* [PROBLEM TO WORK ON]: Find every line in the records that holds the string "this". Copy each one.

Collection entries
------------------------------------
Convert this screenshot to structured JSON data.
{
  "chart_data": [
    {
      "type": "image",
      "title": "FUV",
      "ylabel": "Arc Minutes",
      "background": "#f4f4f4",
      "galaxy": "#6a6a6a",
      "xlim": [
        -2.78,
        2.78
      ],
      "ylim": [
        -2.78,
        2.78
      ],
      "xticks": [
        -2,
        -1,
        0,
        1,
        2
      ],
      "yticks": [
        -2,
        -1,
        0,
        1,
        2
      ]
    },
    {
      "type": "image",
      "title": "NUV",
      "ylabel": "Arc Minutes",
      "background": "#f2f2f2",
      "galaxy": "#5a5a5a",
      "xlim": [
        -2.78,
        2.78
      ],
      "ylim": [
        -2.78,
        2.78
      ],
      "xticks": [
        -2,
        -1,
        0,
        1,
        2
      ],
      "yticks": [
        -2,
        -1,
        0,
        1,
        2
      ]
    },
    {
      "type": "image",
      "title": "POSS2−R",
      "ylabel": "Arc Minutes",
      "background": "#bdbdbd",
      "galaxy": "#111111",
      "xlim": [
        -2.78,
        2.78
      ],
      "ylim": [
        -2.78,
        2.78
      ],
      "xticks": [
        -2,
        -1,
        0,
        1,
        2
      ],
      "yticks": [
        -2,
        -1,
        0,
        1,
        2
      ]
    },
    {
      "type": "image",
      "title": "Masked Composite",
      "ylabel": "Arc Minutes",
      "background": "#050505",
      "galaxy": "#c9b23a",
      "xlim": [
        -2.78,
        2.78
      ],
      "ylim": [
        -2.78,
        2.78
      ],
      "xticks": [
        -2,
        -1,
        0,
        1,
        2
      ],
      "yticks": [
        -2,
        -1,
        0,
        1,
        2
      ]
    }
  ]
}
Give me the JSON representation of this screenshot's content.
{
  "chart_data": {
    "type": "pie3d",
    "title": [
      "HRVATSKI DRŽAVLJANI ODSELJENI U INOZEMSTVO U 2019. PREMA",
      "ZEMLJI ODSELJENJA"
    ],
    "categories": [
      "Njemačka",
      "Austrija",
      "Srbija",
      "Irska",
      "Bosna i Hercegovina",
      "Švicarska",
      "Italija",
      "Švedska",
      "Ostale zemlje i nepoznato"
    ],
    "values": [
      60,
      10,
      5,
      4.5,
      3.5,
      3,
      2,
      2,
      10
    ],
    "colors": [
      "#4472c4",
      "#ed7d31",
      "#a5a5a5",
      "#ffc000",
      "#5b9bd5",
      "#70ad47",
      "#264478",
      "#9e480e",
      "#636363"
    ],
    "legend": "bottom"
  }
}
------------------------------------
* [TASK OUTPUT]:
Convert this screenshot to structured JSON data.
Give me the JSON representation of this screenshot's content.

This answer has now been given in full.